**ASSIGNMENT**
Reproduce every record exactly.

**EXTRACTED INFORMATION**

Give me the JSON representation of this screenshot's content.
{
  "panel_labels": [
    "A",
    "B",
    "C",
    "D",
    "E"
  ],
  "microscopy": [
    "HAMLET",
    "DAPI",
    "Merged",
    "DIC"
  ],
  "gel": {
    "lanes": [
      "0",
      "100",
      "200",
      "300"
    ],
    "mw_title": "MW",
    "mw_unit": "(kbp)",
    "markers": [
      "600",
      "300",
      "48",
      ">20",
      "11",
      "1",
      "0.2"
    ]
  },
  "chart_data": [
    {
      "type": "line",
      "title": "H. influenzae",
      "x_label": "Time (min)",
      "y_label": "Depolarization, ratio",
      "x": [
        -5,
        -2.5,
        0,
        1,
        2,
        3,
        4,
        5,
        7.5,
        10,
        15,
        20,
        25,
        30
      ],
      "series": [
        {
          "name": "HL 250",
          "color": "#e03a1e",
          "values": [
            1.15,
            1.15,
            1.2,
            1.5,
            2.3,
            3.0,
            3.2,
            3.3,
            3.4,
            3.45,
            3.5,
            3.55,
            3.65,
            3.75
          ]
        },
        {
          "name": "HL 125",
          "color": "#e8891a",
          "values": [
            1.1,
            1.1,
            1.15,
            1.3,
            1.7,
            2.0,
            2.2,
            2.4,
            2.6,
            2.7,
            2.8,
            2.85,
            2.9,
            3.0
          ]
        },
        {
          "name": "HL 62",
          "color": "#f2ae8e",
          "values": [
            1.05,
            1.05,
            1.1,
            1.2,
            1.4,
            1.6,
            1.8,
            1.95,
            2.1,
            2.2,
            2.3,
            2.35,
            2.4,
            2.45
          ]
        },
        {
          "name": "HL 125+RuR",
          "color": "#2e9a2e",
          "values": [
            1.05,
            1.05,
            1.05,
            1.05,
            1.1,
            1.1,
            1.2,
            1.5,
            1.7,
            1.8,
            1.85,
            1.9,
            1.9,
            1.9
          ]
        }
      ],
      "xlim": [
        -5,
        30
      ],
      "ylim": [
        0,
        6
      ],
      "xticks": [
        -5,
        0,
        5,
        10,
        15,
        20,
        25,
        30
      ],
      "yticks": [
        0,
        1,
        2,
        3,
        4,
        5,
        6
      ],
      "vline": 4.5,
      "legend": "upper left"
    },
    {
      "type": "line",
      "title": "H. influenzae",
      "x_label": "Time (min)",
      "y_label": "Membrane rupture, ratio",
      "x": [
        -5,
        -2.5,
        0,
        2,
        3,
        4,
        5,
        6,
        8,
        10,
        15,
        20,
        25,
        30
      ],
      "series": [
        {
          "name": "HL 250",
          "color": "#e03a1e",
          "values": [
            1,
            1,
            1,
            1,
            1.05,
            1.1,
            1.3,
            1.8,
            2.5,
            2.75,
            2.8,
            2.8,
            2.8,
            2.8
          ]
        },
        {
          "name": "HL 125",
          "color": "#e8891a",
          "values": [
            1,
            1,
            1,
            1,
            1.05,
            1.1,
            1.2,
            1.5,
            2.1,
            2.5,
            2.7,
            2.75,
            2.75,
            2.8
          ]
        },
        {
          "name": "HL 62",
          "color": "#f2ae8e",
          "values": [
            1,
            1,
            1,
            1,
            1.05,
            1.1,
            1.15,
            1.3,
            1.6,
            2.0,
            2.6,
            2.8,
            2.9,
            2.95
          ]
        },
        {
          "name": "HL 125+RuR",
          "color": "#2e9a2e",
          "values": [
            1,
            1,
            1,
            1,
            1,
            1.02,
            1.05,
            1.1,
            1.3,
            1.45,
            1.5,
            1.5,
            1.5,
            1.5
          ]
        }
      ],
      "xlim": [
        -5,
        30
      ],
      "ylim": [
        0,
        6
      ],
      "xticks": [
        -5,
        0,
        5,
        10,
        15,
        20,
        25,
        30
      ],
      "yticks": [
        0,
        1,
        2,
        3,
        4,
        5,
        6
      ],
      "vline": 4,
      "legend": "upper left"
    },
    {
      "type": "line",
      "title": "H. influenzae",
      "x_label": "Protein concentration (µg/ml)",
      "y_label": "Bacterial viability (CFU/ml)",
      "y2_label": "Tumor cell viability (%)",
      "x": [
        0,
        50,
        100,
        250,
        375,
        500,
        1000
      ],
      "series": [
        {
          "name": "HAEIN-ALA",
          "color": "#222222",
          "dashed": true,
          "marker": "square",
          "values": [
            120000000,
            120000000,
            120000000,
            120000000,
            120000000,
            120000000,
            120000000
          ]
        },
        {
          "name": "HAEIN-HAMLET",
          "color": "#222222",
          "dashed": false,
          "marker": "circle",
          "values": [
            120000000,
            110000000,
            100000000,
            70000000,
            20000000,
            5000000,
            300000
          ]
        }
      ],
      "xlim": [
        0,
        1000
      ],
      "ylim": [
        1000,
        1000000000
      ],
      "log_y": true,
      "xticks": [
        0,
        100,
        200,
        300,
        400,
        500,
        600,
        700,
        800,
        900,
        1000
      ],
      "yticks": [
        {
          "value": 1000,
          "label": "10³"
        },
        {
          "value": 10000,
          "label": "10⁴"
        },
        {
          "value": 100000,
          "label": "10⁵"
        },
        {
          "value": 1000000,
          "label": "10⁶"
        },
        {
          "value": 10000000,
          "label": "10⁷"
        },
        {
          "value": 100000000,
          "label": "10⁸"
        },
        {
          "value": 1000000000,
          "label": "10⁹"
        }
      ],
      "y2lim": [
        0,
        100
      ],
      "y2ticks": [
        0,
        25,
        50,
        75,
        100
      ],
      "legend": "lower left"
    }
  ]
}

**SOLUTION**
Give me the JSON representation of this screenshot's content.
{
  "panel_labels": [
    "A",
    "B",
    "C",
    "D",
    "E"
  ],
  "microscopy": [
    "HAMLET",
    "DAPI",
    "Merged",
    "DIC"
  ],
  "gel": {
    "lanes": [
      "0",
      "100",
      "200",
      "300"
    ],
    "mw_title": "MW",
    "mw_unit": "(kbp)",
    "markers": [
      "600",
      "300",
      "48",
      ">20",
      "11",
      "1",
      "0.2"
    ]
  },
  "chart_data": [
    {
      "type": "line",
      "title": "H. influenzae",
      "x_label": "Time (min)",
      "y_label": "Depolarization, ratio",
      "x": [
        -5,
        -2.5,
        0,
        1,
        2,
        3,
        4,
        5,
        7.5,
        10,
        15,
        20,
        25,
        30
      ],
      "series": [
        {
          "name": "HL 250",
          "color": "#e03a1e",
          "values": [
            1.15,
            1.15,
            1.2,
            1.5,
            2.3,
            3.0,
            3.2,
            3.3,
            3.4,
            3.45,
            3.5,
            3.55,
            3.65,
            3.75
          ]
        },
        {
          "name": "HL 125",
          "color": "#e8891a",
          "values": [
            1.1,
            1.1,
            1.15,
            1.3,
            1.7,
            2.0,
            2.2,
            2.4,
            2.6,
            2.7,
            2.8,
            2.85,
            2.9,
            3.0
          ]
        },
        {
          "name": "HL 62",
          "color": "#f2ae8e",
          "values": [
            1.05,
            1.05,
            1.1,
            1.2,
            1.4,
            1.6,
            1.8,
            1.95,
            2.1,
            2.2,
            2.3,
            2.35,
            2.4,
            2.45
          ]
        },
        {
          "name": "HL 125+RuR",
          "color": "#2e9a2e",
          "values": [
            1.05,
            1.05,
            1.05,
            1.05,
            1.1,
            1.1,
            1.2,
            1.5,
            1.7,
            1.8,
            1.85,
            1.9,
            1.9,
            1.9
          ]
        }
      ],
      "xlim": [
        -5,
        30
      ],
      "ylim": [
        0,
        6
      ],
      "xticks": [
        -5,
        0,
        5,
        10,
        15,
        20,
        25,
        30
      ],
      "yticks": [
        0,
        1,
        2,
        3,
        4,
        5,
        6
      ],
      "vline": 4.5,
      "legend": "upper left"
    },
    {
      "type": "line",
      "title": "H. influenzae",
      "x_label": "Time (min)",
      "y_label": "Membrane rupture, ratio",
      "x": [
        -5,
        -2.5,
        0,
        2,
        3,
        4,
        5,
        6,
        8,
        10,
        15,
        20,
        25,
        30
      ],
      "series": [
        {
          "name": "HL 250",
          "color": "#e03a1e",
          "values": [
            1,
            1,
            1,
            1,
            1.05,
            1.1,
            1.3,
            1.8,
            2.5,
            2.75,
            2.8,
            2.8,
            2.8,
            2.8
          ]
        },
        {
          "name": "HL 125",
          "color": "#e8891a",
          "values": [
            1,
            1,
            1,
            1,
            1.05,
            1.1,
            1.2,
            1.5,
            2.1,
            2.5,
            2.7,
            2.75,
            2.75,
            2.8
          ]
        },
        {
          "name": "HL 62",
          "color": "#f2ae8e",
          "values": [
            1,
            1,
            1,
            1,
            1.05,
            1.1,
            1.15,
            1.3,
            1.6,
            2.0,
            2.6,
            2.8,
            2.9,
            2.95
          ]
        },
        {
          "name": "HL 125+RuR",
          "color": "#2e9a2e",
          "values": [
            1,
            1,
            1,
            1,
            1,
            1.02,
            1.05,
            1.1,
            1.3,
            1.45,
            1.5,
            1.5,
            1.5,
            1.5
          ]
        }
      ],
      "xlim": [
        -5,
        30
      ],
      "ylim": [
        0,
        6
      ],
      "xticks": [
        -5,
        0,
        5,
        10,
        15,
        20,
        25,
        30
      ],
      "yticks": [
        0,
        1,
        2,
        3,
        4,
        5,
        6
      ],
      "vline": 4,
      "legend": "upper left"
    },
    {
      "type": "line",
      "title": "H. influenzae",
      "x_label": "Protein concentration (µg/ml)",
      "y_label": "Bacterial viability (CFU/ml)",
      "y2_label": "Tumor cell viability (%)",
      "x": [
        0,
        50,
        100,
        250,
        375,
        500,
        1000
      ],
      "series": [
        {
          "name": "HAEIN-ALA",
          "color": "#222222",
          "dashed": true,
          "marker": "square",
          "values": [
            120000000,
            120000000,
            120000000,
            120000000,
            120000000,
            120000000,
            120000000
          ]
        },
        {
          "name": "HAEIN-HAMLET",
          "color": "#222222",
          "dashed": false,
          "marker": "circle",
          "values": [
            120000000,
            110000000,
            100000000,
            70000000,
            20000000,
            5000000,
            300000
          ]
        }
      ],
      "xlim": [
        0,
        1000
      ],
      "ylim": [
        1000,
        1000000000
      ],
      "log_y": true,
      "xticks": [
        0,
        100,
        200,
        300,
        400,
        500,
        600,
        700,
        800,
        900,
        1000
      ],
      "yticks": [
        {
          "value": 1000,
          "label": "10³"
        },
        {
          "value": 10000,
          "label": "10⁴"
        },
        {
          "value": 100000,
          "label": "10⁵"
        },
        {
          "value": 1000000,
          "label": "10⁶"
        },
        {
          "value": 10000000,
          "label": "10⁷"
        },
        {
          "value": 100000000,
          "label": "10⁸"
        },
        {
          "value": 1000000000,
          "label": "10⁹"
        }
      ],
      "y2lim": [
        0,
        100
      ],
      "y2ticks": [
        0,
        25,
        50,
        75,
        100
      ],
      "legend": "lower left"
    }
  ]
}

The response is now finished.